##### Extrait à lire

Des experts des Nations Unies ont fermement dénoncé l’arrestation brutale des avocats tunisiens Sonia Dahmani et Mehdi Zagrouba, survenue en mai 2024 au siège de l’Ordre des avocats à Tunis. Ces arrestations ont été qualifiées de violations graves des droits fondamentaux, notamment du droit à la liberté d’expression et à l’indépendance de la profession juridique.
Détention violente et torture présumée
Mehdi Zagrouba aurait été victime de violences physiques lors de sa détention : des marques de coups, des ecchymoses et des blessures ont été observées sur plusieurs parties de son corps. Son état de santé s’est rapidement détérioré, provoquant vomissements et perte de conscience. Les experts ont exigé une prise en charge médicale urgente et l’ouverture d’une enquête indépendante, rappelant l’interdiction absolue de la torture.
Atteintes à l’indépendance judiciaire
Les experts ont également critiqué le refus du ministère de la Justice d’autoriser le juge Anas Hamadi à participer à une réunion internationale, y voyant une entrave injustifiée à la liberté d’association. Ils ont exprimé leur inquiétude face à l’usage abusif de notes administratives pour modifier la composition des tribunaux, ce qui pourrait constituer une mesure punitive contre certains magistrats.
Appel à la fin des représailles
L’ONU appelle les autorités tunisiennes à cesser toute forme de représailles contre les avocats et les juges, et à respecter les engagements internationaux en matière de droits humains. Les experts se disent prêts à engager un dialogue constructif avec le gouvernement tunisien pour garantir le respect des libertés fondamentales.

##########
##### Données à analyser

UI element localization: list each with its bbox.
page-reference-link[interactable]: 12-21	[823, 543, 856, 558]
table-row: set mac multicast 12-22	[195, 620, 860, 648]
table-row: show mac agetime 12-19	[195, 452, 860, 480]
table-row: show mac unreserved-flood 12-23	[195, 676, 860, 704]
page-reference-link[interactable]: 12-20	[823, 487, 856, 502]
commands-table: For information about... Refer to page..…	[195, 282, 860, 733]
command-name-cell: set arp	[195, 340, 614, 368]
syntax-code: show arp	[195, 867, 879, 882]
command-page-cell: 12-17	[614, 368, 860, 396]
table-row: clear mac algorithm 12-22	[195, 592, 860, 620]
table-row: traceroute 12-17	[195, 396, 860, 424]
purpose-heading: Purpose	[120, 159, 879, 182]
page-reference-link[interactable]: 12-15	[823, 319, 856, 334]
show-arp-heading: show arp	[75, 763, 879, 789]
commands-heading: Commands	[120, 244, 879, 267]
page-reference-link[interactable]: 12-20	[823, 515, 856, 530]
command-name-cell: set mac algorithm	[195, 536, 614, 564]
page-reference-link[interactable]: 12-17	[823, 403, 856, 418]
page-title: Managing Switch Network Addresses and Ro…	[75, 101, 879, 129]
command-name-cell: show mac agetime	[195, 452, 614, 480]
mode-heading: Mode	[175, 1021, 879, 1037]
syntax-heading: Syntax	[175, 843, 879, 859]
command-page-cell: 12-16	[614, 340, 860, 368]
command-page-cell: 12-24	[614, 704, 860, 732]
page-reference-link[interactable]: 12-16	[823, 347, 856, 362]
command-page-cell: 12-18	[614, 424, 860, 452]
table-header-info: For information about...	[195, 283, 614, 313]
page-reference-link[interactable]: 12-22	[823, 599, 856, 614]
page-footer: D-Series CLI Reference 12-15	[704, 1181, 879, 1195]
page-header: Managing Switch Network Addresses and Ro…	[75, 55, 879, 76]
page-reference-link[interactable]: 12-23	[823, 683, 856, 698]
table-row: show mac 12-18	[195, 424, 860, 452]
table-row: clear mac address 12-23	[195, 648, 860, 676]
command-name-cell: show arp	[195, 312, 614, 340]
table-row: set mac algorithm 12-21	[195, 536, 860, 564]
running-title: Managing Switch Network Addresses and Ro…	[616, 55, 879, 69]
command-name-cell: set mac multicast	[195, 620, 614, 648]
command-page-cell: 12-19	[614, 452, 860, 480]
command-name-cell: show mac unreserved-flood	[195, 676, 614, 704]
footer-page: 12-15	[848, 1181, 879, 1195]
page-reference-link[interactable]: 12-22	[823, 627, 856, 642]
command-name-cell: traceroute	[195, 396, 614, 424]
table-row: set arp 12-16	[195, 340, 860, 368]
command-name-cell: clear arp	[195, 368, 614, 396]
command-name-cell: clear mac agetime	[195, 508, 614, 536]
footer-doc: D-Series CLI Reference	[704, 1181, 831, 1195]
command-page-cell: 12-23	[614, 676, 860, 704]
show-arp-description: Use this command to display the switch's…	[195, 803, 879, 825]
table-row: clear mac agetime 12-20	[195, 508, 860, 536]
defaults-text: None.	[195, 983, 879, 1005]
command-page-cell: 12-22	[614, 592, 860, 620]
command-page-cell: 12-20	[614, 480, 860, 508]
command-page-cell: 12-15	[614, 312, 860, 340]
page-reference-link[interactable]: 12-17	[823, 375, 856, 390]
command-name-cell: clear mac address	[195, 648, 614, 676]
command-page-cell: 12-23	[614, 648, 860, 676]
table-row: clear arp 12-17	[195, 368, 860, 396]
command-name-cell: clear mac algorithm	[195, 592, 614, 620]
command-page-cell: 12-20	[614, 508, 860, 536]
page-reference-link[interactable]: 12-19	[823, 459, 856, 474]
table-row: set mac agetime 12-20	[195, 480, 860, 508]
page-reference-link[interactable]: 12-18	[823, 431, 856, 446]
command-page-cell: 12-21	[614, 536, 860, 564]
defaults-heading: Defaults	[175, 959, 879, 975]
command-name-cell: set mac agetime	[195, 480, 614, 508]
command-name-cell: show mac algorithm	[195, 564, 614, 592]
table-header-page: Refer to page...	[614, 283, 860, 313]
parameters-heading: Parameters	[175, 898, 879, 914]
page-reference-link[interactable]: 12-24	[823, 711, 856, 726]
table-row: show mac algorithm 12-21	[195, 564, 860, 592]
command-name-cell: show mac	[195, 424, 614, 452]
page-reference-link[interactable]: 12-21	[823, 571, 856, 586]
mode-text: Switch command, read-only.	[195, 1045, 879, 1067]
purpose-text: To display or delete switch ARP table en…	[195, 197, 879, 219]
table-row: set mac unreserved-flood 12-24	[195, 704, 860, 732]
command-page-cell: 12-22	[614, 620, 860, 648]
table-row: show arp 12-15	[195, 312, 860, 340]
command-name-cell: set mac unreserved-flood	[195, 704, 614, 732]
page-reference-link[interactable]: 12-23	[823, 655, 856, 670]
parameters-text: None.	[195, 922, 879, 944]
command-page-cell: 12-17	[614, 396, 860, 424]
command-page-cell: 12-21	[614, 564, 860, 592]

##########

Tâche à réaliser =
D'après l'extrait, dans quel lieu Sonia Dahmani et Mehdi Zagrouba ont-ils été arrêtés ?

Exercice corrigé =
Au siège de l'Ordre des avocats à Tunis.